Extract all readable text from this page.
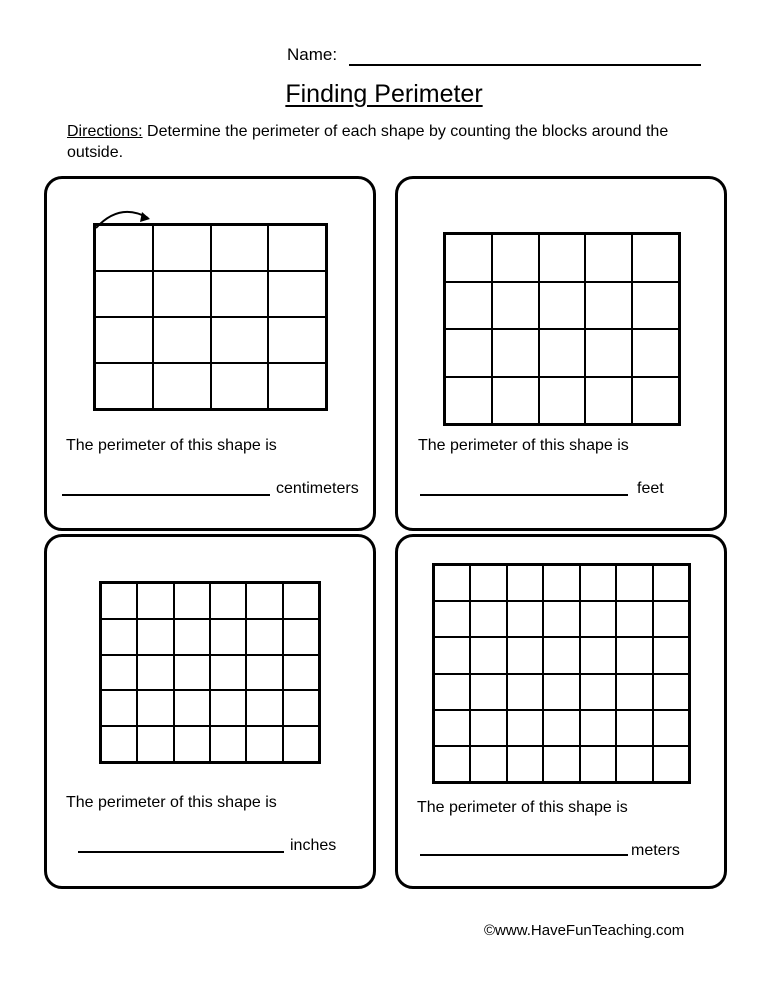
Name:
Finding Perimeter
Directions: Determine the perimeter of each shape by counting the blocks around the outside.
The perimeter of this shape is
centimeters
The perimeter of this shape is
feet
The perimeter of this shape is
inches
The perimeter of this shape is
meters
©www.HaveFunTeaching.com
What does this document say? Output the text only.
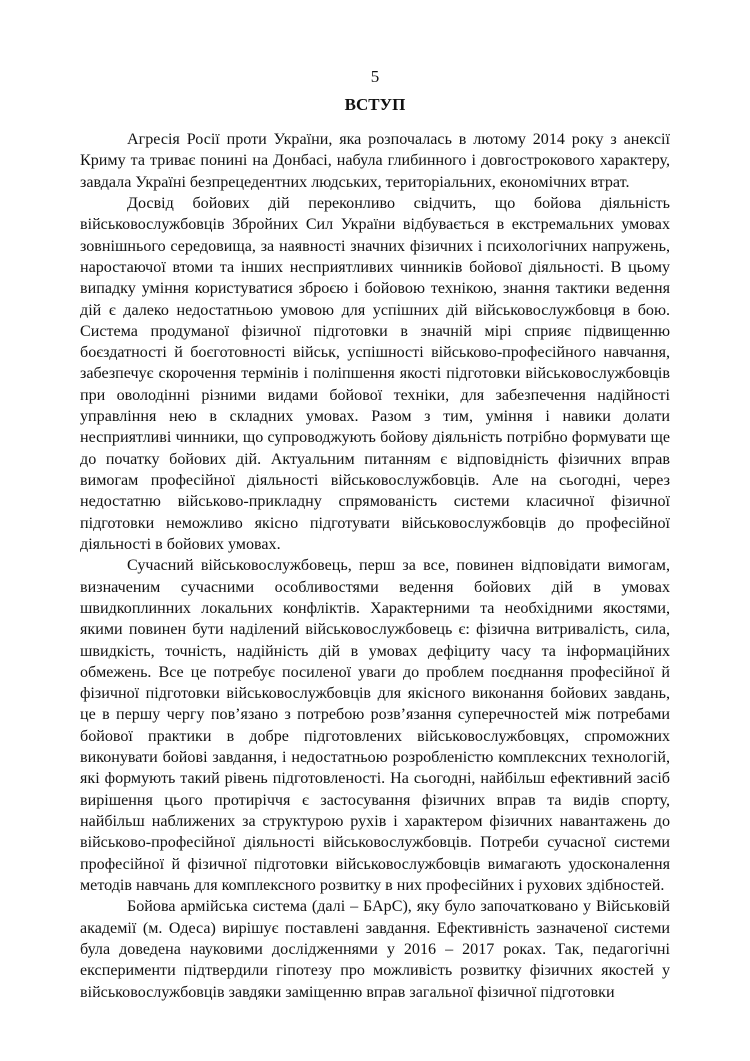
5
ВСТУП

Агресія Росії проти України, яка розпочалась в лютому 2014 року з анексії Криму та триває понині на Донбасі, набула глибинного і довгострокового характеру, завдала Україні безпрецедентних людських, територіальних, економічних втрат.

Досвід бойових дій переконливо свідчить, що бойова діяльність військовослужбовців Збройних Сил України відбувається в екстремальних умовах зовнішнього середовища, за наявності значних фізичних і психологічних напружень, наростаючої втоми та інших несприятливих чинників бойової діяльності. В цьому випадку уміння користуватися зброєю і бойовою технікою, знання тактики ведення дій є далеко недостатньою умовою для успішних дій військовослужбовця в бою. Система продуманої фізичної підготовки в значній мірі сприяє підвищенню боєздатності й боєготовності військ, успішності військово-професійного навчання, забезпечує скорочення термінів і поліпшення якості підготовки військовослужбовців при оволодінні різними видами бойової техніки, для забезпечення надійності управління нею в складних умовах. Разом з тим, уміння і навики долати несприятливі чинники, що супроводжують бойову діяльність потрібно формувати ще до початку бойових дій. Актуальним питанням є відповідність фізичних вправ вимогам професійної діяльності військовослужбовців. Але на сьогодні, через недостатню військово-прикладну спрямованість системи класичної фізичної підготовки неможливо якісно підготувати військовослужбовців до професійної діяльності в бойових умовах.

Сучасний військовослужбовець, перш за все, повинен відповідати вимогам, визначеним сучасними особливостями ведення бойових дій в умовах швидкоплинних локальних конфліктів. Характерними та необхідними якостями, якими повинен бути наділений військовослужбовець є: фізична витривалість, сила, швидкість, точність, надійність дій в умовах дефіциту часу та інформаційних обмежень. Все це потребує посиленої уваги до проблем поєднання професійної й фізичної підготовки військовослужбовців для якісного виконання бойових завдань, це в першу чергу пов’язано з потребою розв’язання суперечностей між потребами бойової практики в добре підготовлених військовослужбовцях, спроможних виконувати бойові завдання, і недостатньою розробленістю комплексних технологій, які формують такий рівень підготовленості. На сьогодні, найбільш ефективний засіб вирішення цього протиріччя є застосування фізичних вправ та видів спорту, найбільш наближених за структурою рухів і характером фізичних навантажень до військово-професійної діяльності військовослужбовців. Потреби сучасної системи професійної й фізичної підготовки військовослужбовців вимагають удосконалення методів навчань для комплексного розвитку в них професійних і рухових здібностей.

Бойова армійська система (далі – БАрС), яку було започатковано у Військовій академії (м. Одеса) вирішує поставлені завдання. Ефективність зазначеної системи була доведена науковими дослідженнями у 2016 – 2017 роках. Так, педагогічні експерименти підтвердили гіпотезу про можливість розвитку фізичних якостей у військовослужбовців завдяки заміщенню вправ загальної фізичної підготовки
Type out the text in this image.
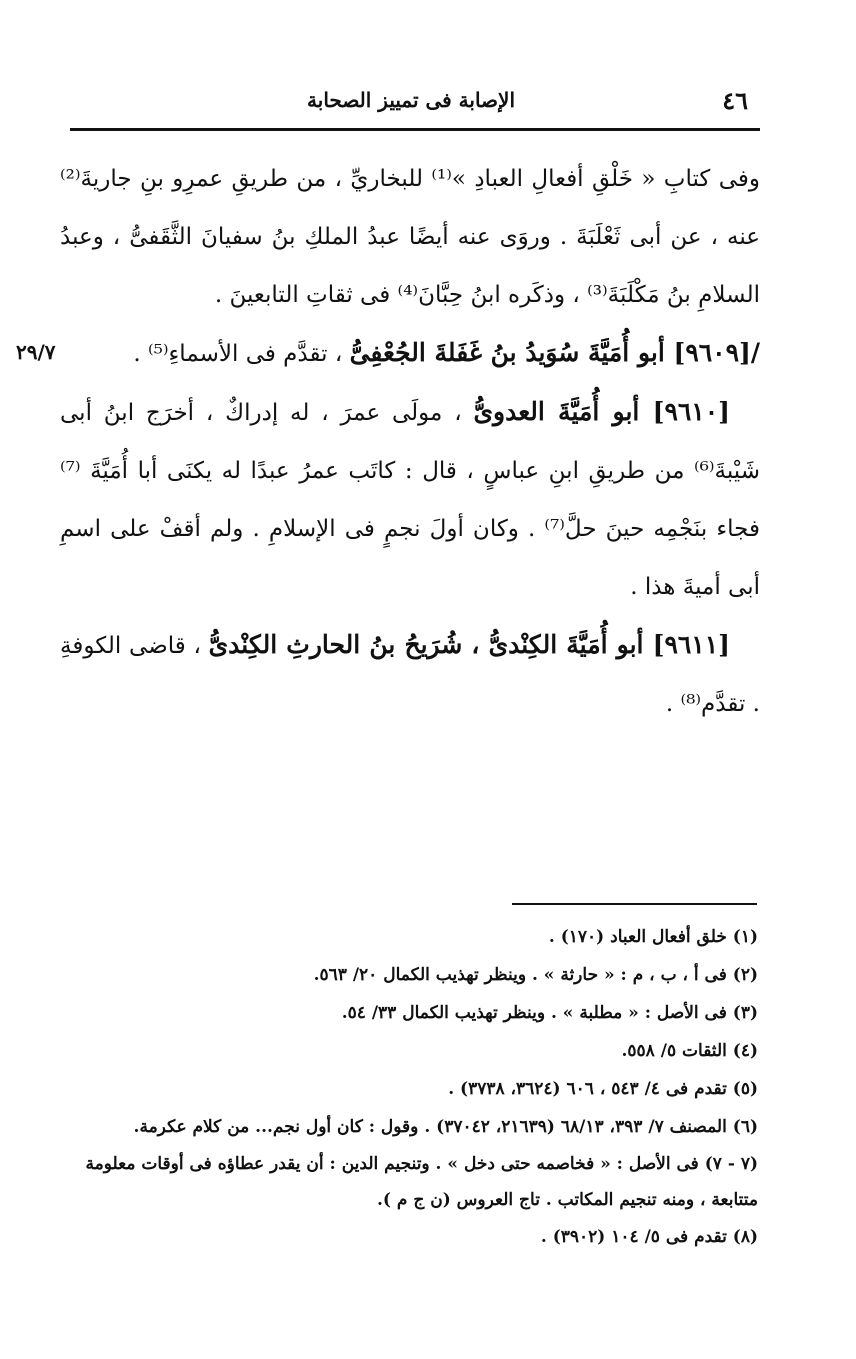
٤٦
الإصابة فى تمييز الصحابة
٢٩/٧

وفى كتابِ « خَلْقِ أفعالِ العبادِ »⁽¹⁾ للبخاريِّ ، من طريقِ عمرِو بنِ جاريةَ⁽²⁾ عنه ، عن أبى ثَعْلَبَةَ . وروَى عنه أيضًا عبدُ الملكِ بنُ سفيانَ الثَّقَفىُّ ، وعبدُ السلامِ بنُ مَكْلَبَةَ⁽³⁾ ، وذكَره ابنُ حِبَّانَ⁽⁴⁾ فى ثقاتِ التابعينَ .

/[٩٦٠٩] أبو أُمَيَّةَ سُوَيدُ بنُ غَفَلةَ الجُعْفِىُّ ، تقدَّم فى الأسماءِ⁽⁵⁾ .

[٩٦١٠] أبو أُمَيَّةَ العدوىُّ ، مولَى عمرَ ، له إدراكٌ ، أخرَج ابنُ أبى شَيْبةَ⁽⁶⁾ من طريقِ ابنِ عباسٍ ، قال : كاتَب عمرُ عبدًا له يكنَى أبا أُمَيَّةَ ⁽⁷⁾فجاء بنَجْمِه حينَ حلَّ⁽⁷⁾ . وكان أولَ نجمٍ فى الإسلامِ . ولم أقفْ على اسمِ أبى أميةَ هذا .

[٩٦١١] أبو أُمَيَّةَ الكِنْدىُّ ، شُرَيحُ بنُ الحارثِ الكِنْدىُّ ، قاضى الكوفةِ . تقدَّم⁽⁸⁾ .

(١) خلق أفعال العباد (١٧٠) .

(٢) فى أ ، ب ، م : « حارثة » . وينظر تهذيب الكمال ٢٠/ ٥٦٣.

(٣) فى الأصل : « مطلبة » . وينظر تهذيب الكمال ٣٣/ ٥٤.

(٤) الثقات ٥/ ٥٥٨.

(٥) تقدم فى ٤/ ٥٤٣ ، ٦٠٦ (٣٦٢٤، ٣٧٣٨) .

(٦) المصنف ٧/ ٣٩٣، ٦٨/١٣ (٢١٦٣٩، ٣٧٠٤٢) . وقول : كان أول نجم... من كلام عكرمة.

(٧ - ٧) فى الأصل : « فخاصمه حتى دخل » . وتنجيم الدين : أن يقدر عطاؤه فى أوقات معلومة متتابعة ، ومنه تنجيم المكاتب . تاج العروس (ن ج م ).

(٨) تقدم فى ٥/ ١٠٤ (٣٩٠٢) .
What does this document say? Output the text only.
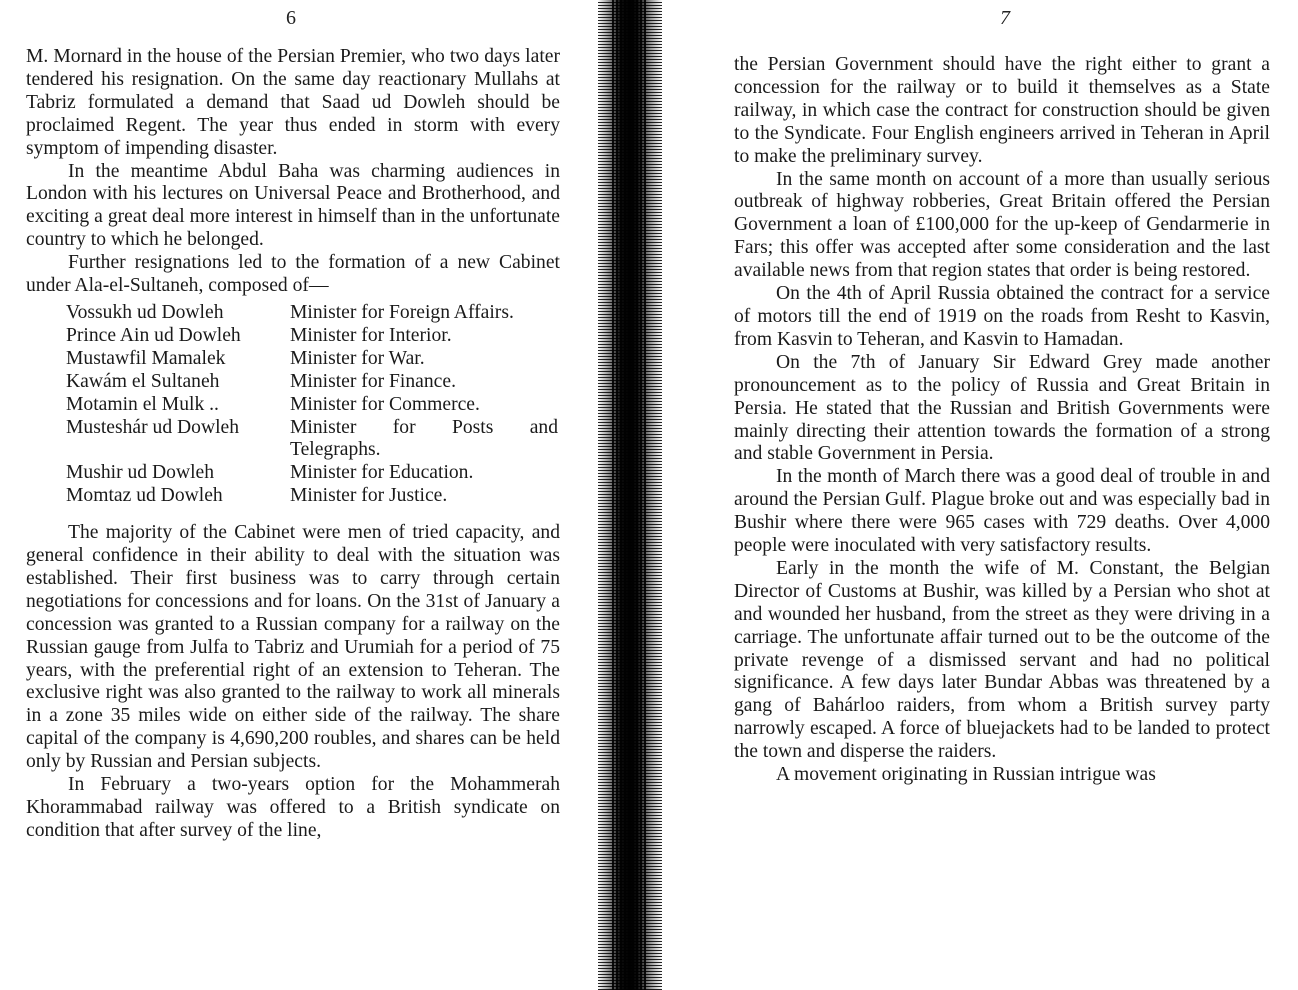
6

M. Mornard in the house of the Persian Premier, who two days later tendered his resignation. On the same day reactionary Mullahs at Tabriz formulated a demand that Saad ud Dowleh should be proclaimed Regent. The year thus ended in storm with every symptom of impending disaster.

In the meantime Abdul Baha was charming audiences in London with his lectures on Universal Peace and Brotherhood, and exciting a great deal more interest in himself than in the unfortunate country to which he belonged.

Further resignations led to the formation of a new Cabinet under Ala-el-Sultaneh, composed of—

Vossukh ud Dowleh	Minister for Foreign Affairs.
Prince Ain ud Dowleh	Minister for Interior.
Mustawfil Mamalek	Minister for War.
Kawám el Sultaneh	Minister for Finance.
Motamin el Mulk ..	Minister for Commerce.
Musteshár ud Dowleh	Minister for Posts and Telegraphs.
Mushir ud Dowleh	Minister for Education.
Momtaz ud Dowleh	Minister for Justice.

The majority of the Cabinet were men of tried capacity, and general confidence in their ability to deal with the situation was established. Their first business was to carry through certain negotiations for concessions and for loans. On the 31st of January a concession was granted to a Russian company for a railway on the Russian gauge from Julfa to Tabriz and Urumiah for a period of 75 years, with the preferential right of an extension to Teheran. The exclusive right was also granted to the railway to work all minerals in a zone 35 miles wide on either side of the railway. The share capital of the company is 4,690,200 roubles, and shares can be held only by Russian and Persian subjects.

In February a two-years option for the Mohammerah Khorammabad railway was offered to a British syndicate on condition that after survey of the line,

7

the Persian Government should have the right either to grant a concession for the railway or to build it themselves as a State railway, in which case the contract for construction should be given to the Syndicate. Four English engineers arrived in Teheran in April to make the preliminary survey.

In the same month on account of a more than usually serious outbreak of highway robberies, Great Britain offered the Persian Government a loan of £100,000 for the up-keep of Gendarmerie in Fars; this offer was accepted after some consideration and the last available news from that region states that order is being restored.

On the 4th of April Russia obtained the contract for a service of motors till the end of 1919 on the roads from Resht to Kasvin, from Kasvin to Teheran, and Kasvin to Hamadan.

On the 7th of January Sir Edward Grey made another pronouncement as to the policy of Russia and Great Britain in Persia. He stated that the Russian and British Governments were mainly directing their attention towards the formation of a strong and stable Government in Persia.

In the month of March there was a good deal of trouble in and around the Persian Gulf. Plague broke out and was especially bad in Bushir where there were 965 cases with 729 deaths. Over 4,000 people were inoculated with very satisfactory results.

Early in the month the wife of M. Constant, the Belgian Director of Customs at Bushir, was killed by a Persian who shot at and wounded her husband, from the street as they were driving in a carriage. The unfortunate affair turned out to be the outcome of the private revenge of a dismissed servant and had no political significance. A few days later Bundar Abbas was threatened by a gang of Bahárloo raiders, from whom a British survey party narrowly escaped. A force of bluejackets had to be landed to protect the town and disperse the raiders.

A movement originating in Russian intrigue was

# # # # #

Exercise directions: Look for the word "Sultaneh" and return every line where it occurs.

Solved problem:
Further resignations led to the formation of a new Cabinet under Ala-el-Sultaneh, composed of—
Kawám el Sultaneh	Minister for Finance.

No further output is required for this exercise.